WORK INSTRUCTIONS —
Find the lines with the string "chevron" and return them.

(Figure contents as structured data)
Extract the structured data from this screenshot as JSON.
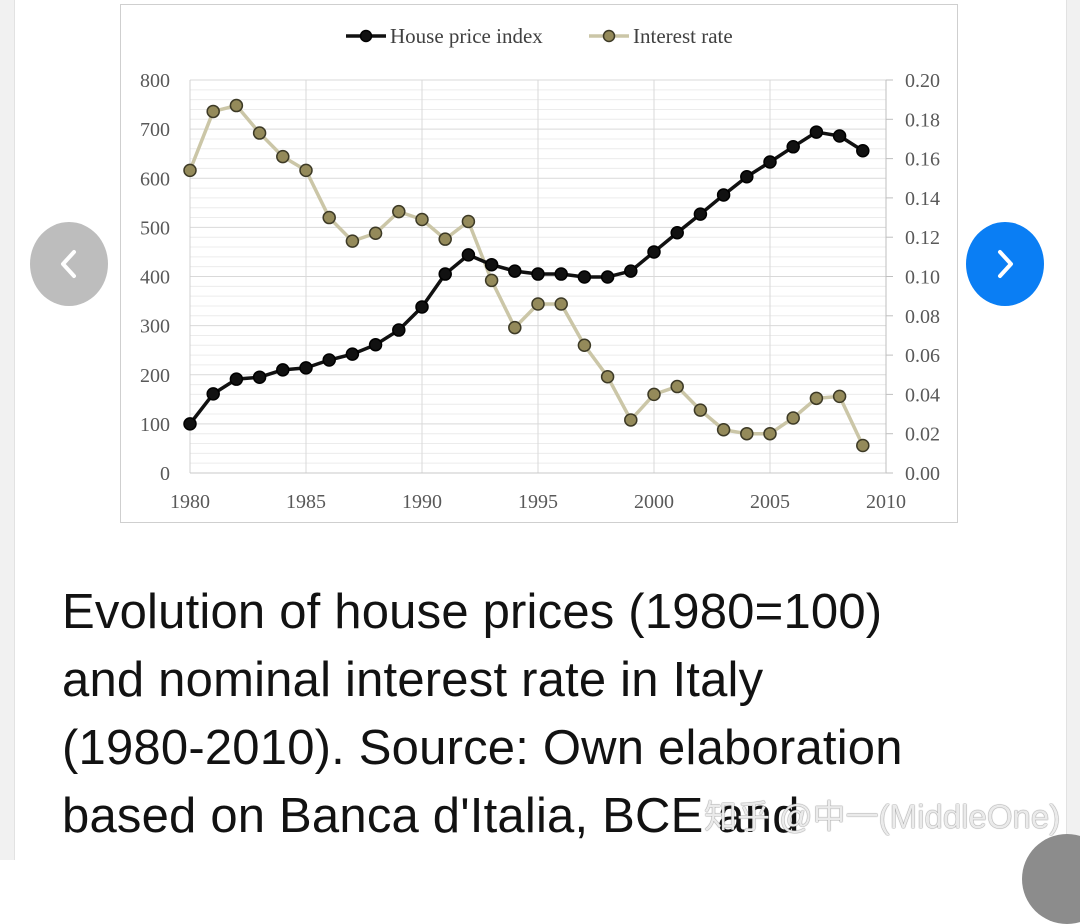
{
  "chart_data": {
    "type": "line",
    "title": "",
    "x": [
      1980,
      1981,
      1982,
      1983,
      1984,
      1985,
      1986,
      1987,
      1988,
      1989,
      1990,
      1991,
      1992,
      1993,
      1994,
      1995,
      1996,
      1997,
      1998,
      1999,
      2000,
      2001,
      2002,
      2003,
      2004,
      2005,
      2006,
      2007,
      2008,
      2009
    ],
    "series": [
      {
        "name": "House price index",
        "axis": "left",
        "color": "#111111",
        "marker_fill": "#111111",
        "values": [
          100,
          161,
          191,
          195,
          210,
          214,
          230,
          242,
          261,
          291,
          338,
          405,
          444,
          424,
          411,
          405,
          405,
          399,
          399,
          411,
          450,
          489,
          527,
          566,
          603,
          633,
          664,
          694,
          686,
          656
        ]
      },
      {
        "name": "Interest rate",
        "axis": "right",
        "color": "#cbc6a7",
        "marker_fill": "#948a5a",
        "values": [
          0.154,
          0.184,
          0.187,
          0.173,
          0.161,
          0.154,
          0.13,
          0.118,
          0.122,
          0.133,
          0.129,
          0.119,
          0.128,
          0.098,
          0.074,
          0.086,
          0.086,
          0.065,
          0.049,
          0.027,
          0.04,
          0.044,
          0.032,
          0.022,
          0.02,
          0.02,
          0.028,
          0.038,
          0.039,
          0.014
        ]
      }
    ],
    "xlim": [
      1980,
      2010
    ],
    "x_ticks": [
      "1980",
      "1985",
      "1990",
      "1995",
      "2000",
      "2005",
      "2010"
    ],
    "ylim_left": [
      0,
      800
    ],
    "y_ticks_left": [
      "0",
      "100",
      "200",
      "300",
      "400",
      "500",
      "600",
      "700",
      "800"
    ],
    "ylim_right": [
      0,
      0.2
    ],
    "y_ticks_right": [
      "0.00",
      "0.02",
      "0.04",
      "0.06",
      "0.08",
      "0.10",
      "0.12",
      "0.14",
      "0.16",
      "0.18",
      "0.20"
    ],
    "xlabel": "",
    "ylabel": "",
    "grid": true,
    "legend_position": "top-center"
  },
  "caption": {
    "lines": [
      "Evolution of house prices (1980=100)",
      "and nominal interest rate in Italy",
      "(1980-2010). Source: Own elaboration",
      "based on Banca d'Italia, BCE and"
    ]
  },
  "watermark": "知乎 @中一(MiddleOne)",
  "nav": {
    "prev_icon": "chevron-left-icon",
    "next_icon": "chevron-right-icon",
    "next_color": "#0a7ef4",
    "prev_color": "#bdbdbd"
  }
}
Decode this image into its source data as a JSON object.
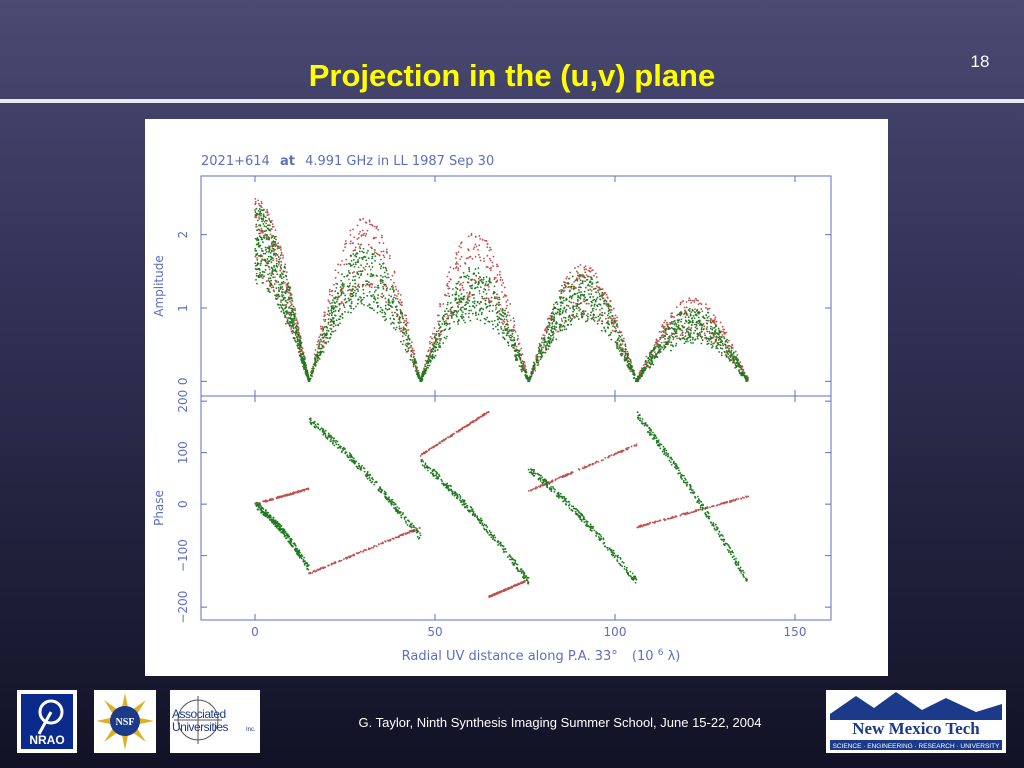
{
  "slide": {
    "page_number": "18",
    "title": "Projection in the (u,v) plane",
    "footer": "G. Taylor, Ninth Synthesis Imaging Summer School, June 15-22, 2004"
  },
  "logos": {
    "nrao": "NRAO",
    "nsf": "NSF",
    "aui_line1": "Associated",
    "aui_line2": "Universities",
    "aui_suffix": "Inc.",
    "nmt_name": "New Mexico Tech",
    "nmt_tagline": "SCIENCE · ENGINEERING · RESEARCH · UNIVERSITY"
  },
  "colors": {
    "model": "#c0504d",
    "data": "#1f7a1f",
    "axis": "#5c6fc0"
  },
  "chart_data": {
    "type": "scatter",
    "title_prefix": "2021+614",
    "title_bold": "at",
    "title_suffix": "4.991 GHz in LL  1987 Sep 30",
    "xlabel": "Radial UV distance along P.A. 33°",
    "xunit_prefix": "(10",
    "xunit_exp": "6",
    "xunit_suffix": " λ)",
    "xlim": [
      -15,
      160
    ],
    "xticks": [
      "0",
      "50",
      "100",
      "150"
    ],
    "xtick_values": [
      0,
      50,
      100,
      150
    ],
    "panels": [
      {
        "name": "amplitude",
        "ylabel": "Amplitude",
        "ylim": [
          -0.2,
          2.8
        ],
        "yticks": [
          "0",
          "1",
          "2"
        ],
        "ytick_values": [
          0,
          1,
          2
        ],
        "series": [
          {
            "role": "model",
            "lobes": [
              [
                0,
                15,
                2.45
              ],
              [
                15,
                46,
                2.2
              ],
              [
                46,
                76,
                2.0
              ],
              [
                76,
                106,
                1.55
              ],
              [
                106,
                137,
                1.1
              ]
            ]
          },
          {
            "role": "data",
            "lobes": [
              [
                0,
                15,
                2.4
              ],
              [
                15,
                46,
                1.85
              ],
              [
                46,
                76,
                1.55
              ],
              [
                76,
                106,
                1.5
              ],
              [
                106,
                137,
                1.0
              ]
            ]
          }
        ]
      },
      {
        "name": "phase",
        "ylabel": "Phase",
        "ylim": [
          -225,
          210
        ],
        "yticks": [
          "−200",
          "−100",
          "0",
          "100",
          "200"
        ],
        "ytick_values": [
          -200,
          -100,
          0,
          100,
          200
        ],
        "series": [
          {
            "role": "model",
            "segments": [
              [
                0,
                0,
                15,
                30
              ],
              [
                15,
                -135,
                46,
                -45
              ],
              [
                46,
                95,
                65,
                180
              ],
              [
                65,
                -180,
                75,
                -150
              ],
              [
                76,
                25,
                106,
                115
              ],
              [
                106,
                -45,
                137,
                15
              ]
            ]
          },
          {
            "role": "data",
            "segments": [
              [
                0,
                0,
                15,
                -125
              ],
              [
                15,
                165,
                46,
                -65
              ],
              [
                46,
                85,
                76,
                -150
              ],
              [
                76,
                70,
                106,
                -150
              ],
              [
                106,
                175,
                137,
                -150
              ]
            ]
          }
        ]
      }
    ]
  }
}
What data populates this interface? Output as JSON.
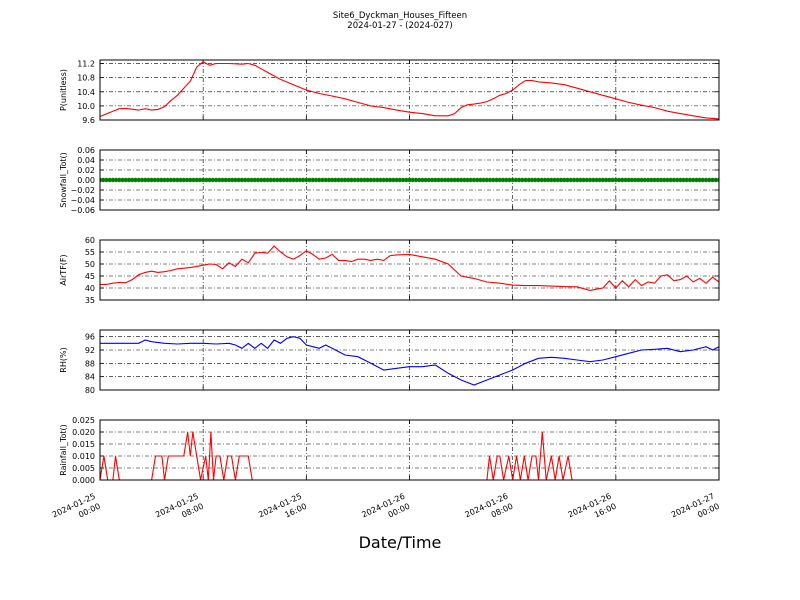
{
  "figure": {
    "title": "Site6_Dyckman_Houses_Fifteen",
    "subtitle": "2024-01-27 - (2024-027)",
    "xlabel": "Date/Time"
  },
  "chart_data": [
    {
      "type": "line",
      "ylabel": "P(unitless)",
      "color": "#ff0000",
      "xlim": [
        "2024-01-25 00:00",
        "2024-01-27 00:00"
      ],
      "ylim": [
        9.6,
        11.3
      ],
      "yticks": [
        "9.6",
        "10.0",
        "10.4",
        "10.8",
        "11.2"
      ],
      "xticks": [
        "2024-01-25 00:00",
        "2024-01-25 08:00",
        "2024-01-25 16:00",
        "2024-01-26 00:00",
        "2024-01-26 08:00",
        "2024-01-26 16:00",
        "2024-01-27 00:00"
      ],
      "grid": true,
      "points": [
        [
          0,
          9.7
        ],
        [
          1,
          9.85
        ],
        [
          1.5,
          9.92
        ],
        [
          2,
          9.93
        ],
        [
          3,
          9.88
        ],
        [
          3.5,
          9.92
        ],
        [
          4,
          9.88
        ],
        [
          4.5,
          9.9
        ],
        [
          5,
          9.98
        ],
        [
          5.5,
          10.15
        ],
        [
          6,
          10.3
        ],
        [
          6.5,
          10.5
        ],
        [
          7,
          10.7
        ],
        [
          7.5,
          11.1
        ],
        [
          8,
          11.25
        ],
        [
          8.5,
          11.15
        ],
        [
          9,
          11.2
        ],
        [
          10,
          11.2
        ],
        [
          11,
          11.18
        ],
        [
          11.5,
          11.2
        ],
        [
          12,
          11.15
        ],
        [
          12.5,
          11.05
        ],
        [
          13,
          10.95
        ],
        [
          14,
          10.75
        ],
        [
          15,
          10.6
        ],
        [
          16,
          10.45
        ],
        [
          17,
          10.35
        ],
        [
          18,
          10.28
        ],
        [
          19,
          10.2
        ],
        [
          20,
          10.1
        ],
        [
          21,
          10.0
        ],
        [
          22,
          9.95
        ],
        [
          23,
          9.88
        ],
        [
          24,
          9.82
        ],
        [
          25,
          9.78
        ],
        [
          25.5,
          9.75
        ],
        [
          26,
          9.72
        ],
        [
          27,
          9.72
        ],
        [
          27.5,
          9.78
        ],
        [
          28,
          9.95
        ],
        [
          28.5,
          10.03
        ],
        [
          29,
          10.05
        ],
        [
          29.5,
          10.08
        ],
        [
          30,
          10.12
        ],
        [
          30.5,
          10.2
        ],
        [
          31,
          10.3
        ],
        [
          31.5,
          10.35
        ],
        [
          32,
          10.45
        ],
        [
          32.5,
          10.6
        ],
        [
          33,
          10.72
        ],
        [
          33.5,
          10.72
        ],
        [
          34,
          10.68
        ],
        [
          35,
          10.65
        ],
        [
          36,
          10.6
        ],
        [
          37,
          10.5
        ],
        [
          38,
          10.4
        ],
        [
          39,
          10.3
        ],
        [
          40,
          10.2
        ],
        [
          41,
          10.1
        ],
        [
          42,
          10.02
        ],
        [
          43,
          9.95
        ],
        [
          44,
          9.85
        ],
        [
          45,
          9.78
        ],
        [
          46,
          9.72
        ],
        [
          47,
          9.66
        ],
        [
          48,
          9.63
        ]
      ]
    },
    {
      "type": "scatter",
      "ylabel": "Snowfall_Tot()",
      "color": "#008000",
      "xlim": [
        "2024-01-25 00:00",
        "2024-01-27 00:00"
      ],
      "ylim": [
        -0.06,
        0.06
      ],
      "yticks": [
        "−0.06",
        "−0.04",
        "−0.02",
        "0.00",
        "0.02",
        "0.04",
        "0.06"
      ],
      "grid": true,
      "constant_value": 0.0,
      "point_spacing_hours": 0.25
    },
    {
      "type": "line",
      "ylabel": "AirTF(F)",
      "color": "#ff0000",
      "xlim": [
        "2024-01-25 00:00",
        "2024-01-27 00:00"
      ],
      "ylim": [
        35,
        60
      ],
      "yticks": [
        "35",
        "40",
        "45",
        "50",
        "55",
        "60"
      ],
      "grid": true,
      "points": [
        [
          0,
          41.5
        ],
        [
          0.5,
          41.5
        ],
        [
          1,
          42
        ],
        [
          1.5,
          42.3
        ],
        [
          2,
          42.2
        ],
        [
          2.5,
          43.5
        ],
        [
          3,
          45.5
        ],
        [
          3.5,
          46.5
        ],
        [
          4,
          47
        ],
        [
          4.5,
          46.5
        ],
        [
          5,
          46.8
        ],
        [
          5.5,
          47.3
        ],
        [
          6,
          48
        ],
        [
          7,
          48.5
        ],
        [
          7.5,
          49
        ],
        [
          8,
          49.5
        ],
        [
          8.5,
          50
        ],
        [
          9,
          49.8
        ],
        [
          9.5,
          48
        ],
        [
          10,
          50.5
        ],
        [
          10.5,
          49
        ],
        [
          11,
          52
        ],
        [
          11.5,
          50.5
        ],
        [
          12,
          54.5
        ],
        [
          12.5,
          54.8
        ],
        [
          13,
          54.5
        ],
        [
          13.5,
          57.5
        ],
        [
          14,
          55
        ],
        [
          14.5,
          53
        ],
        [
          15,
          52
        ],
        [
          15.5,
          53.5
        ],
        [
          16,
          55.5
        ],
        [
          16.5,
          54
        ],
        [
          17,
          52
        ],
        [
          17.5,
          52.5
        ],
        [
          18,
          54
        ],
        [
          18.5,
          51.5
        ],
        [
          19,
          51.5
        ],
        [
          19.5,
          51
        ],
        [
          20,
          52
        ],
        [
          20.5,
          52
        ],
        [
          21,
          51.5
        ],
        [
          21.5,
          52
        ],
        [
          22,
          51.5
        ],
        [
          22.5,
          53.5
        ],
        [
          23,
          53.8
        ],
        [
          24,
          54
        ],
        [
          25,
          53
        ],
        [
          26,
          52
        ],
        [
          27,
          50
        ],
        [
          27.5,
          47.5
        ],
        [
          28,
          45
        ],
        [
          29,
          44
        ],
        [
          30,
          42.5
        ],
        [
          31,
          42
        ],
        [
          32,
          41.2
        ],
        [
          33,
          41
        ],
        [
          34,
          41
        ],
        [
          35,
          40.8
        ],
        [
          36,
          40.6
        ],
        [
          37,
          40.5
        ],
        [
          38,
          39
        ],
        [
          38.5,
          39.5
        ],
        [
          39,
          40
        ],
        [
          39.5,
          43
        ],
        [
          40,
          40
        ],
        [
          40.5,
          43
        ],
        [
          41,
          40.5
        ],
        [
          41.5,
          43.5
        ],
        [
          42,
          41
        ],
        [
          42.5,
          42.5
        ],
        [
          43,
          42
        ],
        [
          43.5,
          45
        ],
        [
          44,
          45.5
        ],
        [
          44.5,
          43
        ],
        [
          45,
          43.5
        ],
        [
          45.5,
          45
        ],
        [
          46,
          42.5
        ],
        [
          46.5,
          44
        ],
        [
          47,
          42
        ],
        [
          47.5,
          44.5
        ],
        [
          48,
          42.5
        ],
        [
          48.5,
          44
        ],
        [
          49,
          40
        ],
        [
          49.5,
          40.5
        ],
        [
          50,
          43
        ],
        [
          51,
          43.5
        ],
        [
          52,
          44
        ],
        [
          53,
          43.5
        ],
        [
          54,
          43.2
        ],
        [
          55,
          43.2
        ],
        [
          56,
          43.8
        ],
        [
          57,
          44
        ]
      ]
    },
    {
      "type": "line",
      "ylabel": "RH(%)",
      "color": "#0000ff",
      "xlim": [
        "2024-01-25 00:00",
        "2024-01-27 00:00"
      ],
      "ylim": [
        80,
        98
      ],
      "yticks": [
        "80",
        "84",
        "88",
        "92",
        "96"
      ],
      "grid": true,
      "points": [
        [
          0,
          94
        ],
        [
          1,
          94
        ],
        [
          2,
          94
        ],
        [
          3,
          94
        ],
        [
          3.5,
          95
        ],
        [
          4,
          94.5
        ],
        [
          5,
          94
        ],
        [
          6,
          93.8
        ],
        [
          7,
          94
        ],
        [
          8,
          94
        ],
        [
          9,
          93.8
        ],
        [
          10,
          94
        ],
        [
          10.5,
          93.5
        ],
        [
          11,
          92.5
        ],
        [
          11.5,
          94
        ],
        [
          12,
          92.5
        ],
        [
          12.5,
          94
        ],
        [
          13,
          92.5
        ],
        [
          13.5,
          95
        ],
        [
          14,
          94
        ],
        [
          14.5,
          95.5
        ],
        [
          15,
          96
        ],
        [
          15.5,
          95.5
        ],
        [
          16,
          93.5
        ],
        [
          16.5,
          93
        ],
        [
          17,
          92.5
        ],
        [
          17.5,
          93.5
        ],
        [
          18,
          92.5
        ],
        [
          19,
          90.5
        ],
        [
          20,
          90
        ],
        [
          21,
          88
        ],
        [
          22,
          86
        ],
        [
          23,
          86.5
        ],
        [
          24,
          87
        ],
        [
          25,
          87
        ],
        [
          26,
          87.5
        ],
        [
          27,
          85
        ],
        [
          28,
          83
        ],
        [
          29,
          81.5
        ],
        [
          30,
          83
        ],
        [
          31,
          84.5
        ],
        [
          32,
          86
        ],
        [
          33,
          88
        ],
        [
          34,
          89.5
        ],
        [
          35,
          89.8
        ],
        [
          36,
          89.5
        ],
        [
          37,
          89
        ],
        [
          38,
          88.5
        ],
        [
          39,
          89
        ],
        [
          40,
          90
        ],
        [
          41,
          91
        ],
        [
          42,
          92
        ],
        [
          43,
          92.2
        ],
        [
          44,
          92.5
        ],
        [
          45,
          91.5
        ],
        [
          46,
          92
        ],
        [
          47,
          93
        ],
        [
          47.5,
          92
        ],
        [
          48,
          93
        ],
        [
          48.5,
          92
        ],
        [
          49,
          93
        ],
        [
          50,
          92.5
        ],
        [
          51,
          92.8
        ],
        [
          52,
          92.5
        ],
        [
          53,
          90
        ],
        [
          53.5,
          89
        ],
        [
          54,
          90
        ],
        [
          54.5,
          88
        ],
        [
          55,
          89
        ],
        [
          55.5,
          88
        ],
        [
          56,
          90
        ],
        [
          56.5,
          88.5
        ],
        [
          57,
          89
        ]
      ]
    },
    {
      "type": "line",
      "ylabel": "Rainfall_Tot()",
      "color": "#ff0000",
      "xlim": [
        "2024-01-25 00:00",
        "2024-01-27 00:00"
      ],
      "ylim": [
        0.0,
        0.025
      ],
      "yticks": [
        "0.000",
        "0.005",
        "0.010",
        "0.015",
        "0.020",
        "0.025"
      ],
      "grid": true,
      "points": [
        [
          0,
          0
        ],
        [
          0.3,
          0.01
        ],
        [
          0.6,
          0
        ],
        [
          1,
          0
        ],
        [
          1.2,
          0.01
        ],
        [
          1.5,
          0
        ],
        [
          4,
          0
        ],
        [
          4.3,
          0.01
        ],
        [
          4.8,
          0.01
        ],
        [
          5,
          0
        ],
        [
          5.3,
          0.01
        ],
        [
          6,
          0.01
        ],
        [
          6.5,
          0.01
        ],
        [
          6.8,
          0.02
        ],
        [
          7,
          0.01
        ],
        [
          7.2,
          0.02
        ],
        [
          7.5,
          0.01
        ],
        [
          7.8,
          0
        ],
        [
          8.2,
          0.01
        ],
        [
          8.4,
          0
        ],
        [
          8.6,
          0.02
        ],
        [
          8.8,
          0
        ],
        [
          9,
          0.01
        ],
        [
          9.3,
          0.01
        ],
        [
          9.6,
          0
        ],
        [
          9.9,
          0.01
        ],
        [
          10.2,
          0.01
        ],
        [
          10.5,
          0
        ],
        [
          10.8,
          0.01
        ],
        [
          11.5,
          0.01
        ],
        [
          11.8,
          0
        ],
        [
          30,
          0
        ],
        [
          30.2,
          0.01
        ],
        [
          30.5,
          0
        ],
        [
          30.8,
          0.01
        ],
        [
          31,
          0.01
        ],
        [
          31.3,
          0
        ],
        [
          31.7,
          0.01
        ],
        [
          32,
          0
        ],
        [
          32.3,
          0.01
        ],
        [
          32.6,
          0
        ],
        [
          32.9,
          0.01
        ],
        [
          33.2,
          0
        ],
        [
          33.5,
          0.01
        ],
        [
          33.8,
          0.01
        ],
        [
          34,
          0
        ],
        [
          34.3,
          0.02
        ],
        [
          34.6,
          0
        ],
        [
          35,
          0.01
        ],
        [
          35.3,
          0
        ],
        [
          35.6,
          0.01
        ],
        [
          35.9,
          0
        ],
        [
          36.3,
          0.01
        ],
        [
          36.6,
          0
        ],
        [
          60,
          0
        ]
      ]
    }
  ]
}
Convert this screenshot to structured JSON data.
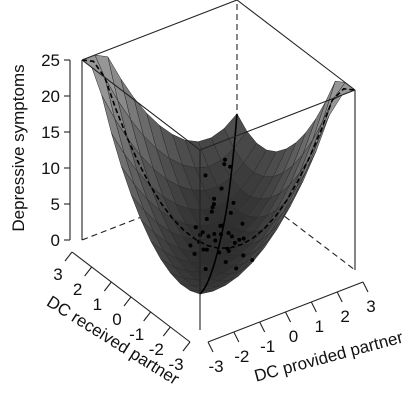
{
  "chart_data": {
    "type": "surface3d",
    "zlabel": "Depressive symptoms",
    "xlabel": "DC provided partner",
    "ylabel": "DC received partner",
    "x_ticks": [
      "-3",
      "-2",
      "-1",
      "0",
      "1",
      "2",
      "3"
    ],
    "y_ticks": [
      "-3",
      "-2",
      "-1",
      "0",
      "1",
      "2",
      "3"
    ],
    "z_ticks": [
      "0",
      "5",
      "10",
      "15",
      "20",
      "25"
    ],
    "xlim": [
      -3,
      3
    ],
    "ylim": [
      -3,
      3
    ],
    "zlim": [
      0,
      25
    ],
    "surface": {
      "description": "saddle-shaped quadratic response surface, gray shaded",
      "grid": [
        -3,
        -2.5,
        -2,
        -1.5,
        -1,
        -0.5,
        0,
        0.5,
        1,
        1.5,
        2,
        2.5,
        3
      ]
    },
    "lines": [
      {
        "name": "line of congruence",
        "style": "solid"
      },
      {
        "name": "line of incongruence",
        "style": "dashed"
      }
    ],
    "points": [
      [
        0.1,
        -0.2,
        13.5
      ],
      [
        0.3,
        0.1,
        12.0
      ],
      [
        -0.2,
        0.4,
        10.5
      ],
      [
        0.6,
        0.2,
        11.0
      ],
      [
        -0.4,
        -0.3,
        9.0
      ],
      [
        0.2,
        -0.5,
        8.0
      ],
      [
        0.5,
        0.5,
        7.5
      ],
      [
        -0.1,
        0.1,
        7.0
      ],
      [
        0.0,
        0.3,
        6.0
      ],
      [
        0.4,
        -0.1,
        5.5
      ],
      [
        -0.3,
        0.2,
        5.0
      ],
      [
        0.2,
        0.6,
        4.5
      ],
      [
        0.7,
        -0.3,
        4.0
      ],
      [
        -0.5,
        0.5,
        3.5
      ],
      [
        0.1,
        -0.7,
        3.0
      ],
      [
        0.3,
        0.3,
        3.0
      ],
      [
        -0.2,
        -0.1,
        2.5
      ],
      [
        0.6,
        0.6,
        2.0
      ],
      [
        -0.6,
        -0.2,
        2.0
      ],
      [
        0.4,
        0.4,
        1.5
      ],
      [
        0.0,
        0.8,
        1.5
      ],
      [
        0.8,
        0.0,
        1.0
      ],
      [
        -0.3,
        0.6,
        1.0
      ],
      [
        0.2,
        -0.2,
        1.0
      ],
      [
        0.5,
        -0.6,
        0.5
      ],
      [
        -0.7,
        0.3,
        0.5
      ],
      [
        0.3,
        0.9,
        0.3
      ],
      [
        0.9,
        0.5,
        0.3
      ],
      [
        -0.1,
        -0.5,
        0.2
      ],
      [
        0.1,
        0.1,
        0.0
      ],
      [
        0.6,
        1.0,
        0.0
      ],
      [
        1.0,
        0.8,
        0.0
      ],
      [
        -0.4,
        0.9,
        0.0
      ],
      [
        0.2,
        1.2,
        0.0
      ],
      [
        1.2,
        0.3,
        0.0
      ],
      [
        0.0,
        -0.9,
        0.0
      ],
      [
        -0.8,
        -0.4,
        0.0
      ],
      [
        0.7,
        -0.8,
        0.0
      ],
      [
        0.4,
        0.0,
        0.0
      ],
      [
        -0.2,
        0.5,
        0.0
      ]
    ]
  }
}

COMPLETE OUTPUT —
    "prev_icon": "chevron-left-icon",
    "next_icon": "chevron-right-icon",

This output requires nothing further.